* [Task prompt]:
Images are excluded; otherwise, output every record exactly.

═══ Rows

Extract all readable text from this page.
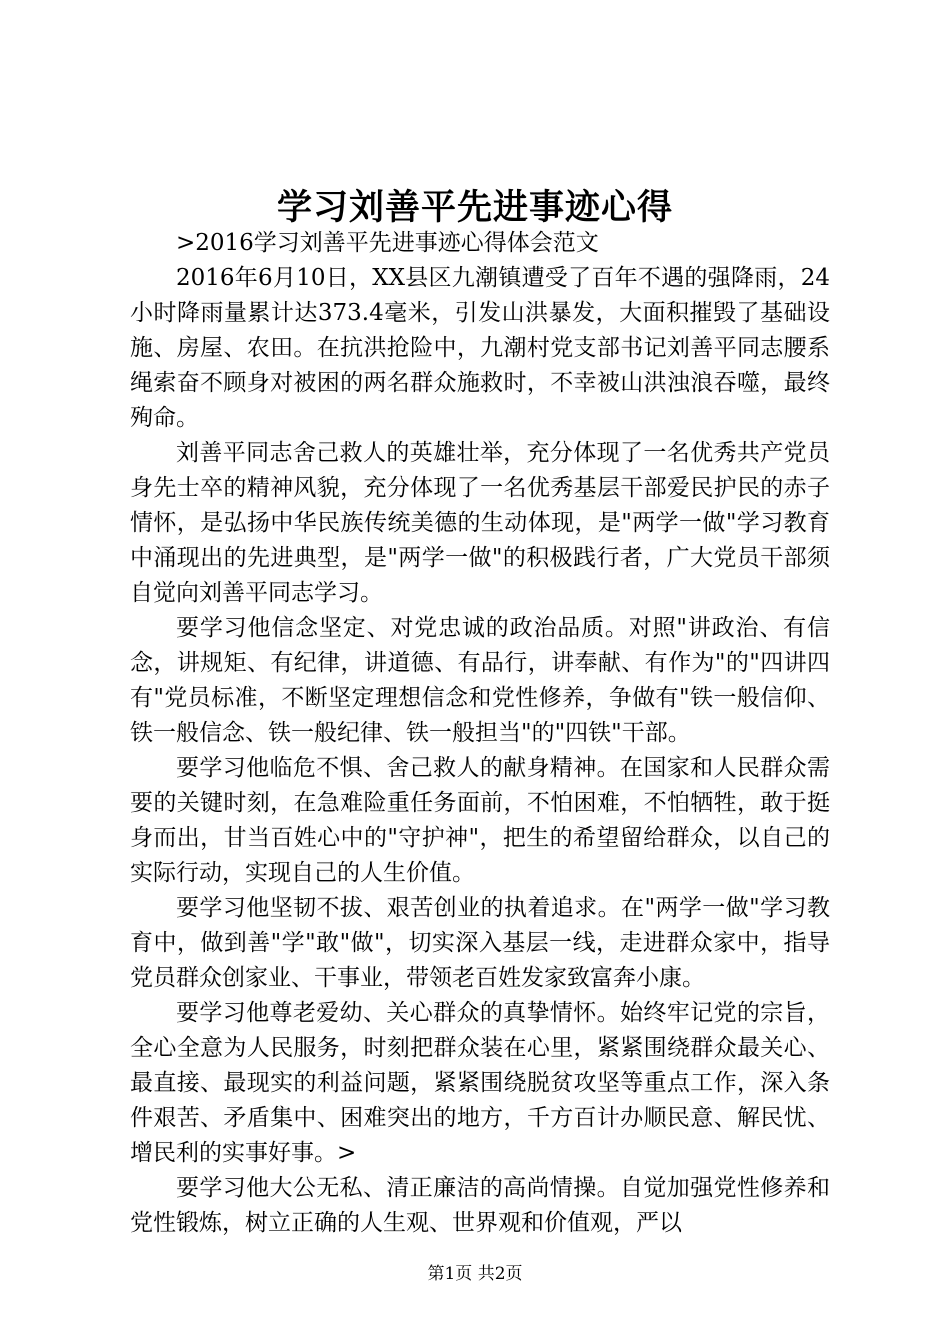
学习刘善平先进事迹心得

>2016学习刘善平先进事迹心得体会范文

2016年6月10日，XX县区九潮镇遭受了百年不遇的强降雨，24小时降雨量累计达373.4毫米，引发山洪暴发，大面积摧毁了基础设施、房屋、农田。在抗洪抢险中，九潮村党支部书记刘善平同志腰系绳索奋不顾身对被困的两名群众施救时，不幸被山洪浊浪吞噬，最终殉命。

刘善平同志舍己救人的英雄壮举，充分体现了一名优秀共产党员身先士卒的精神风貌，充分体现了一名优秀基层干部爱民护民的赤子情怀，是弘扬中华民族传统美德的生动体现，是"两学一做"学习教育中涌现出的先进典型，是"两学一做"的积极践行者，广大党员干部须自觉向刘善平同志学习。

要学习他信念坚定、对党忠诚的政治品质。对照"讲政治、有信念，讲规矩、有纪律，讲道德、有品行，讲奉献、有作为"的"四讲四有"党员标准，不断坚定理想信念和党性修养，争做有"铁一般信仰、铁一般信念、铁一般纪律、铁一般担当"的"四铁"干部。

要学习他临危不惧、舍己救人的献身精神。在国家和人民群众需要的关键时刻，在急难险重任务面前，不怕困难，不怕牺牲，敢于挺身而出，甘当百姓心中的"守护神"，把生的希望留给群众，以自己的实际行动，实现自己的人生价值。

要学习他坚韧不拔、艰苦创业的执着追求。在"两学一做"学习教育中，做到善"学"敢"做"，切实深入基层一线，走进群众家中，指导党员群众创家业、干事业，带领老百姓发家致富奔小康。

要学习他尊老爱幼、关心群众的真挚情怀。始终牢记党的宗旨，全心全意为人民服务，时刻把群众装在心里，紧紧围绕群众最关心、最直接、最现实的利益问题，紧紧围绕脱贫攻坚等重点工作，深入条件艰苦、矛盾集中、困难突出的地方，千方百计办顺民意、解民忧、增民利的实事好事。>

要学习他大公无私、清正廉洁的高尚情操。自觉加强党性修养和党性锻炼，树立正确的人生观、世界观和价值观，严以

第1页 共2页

══════

* [Expected answer]:
Extract all readable text from this page.
学习刘善平先进事迹心得

>2016学习刘善平先进事迹心得体会范文

2016年6月10日，XX县区九潮镇遭受了百年不遇的强降雨，24小时降雨量累计达373.4毫米，引发山洪暴发，大面积摧毁了基础设施、房屋、农田。在抗洪抢险中，九潮村党支部书记刘善平同志腰系绳索奋不顾身对被困的两名群众施救时，不幸被山洪浊浪吞噬，最终殉命。

刘善平同志舍己救人的英雄壮举，充分体现了一名优秀共产党员身先士卒的精神风貌，充分体现了一名优秀基层干部爱民护民的赤子情怀，是弘扬中华民族传统美德的生动体现，是"两学一做"学习教育中涌现出的先进典型，是"两学一做"的积极践行者，广大党员干部须自觉向刘善平同志学习。

要学习他信念坚定、对党忠诚的政治品质。对照"讲政治、有信念，讲规矩、有纪律，讲道德、有品行，讲奉献、有作为"的"四讲四有"党员标准，不断坚定理想信念和党性修养，争做有"铁一般信仰、铁一般信念、铁一般纪律、铁一般担当"的"四铁"干部。

要学习他临危不惧、舍己救人的献身精神。在国家和人民群众需要的关键时刻，在急难险重任务面前，不怕困难，不怕牺牲，敢于挺身而出，甘当百姓心中的"守护神"，把生的希望留给群众，以自己的实际行动，实现自己的人生价值。

要学习他坚韧不拔、艰苦创业的执着追求。在"两学一做"学习教育中，做到善"学"敢"做"，切实深入基层一线，走进群众家中，指导党员群众创家业、干事业，带领老百姓发家致富奔小康。

要学习他尊老爱幼、关心群众的真挚情怀。始终牢记党的宗旨，全心全意为人民服务，时刻把群众装在心里，紧紧围绕群众最关心、最直接、最现实的利益问题，紧紧围绕脱贫攻坚等重点工作，深入条件艰苦、矛盾集中、困难突出的地方，千方百计办顺民意、解民忧、增民利的实事好事。>

要学习他大公无私、清正廉洁的高尚情操。自觉加强党性修养和党性锻炼，树立正确的人生观、世界观和价值观，严以

第1页 共2页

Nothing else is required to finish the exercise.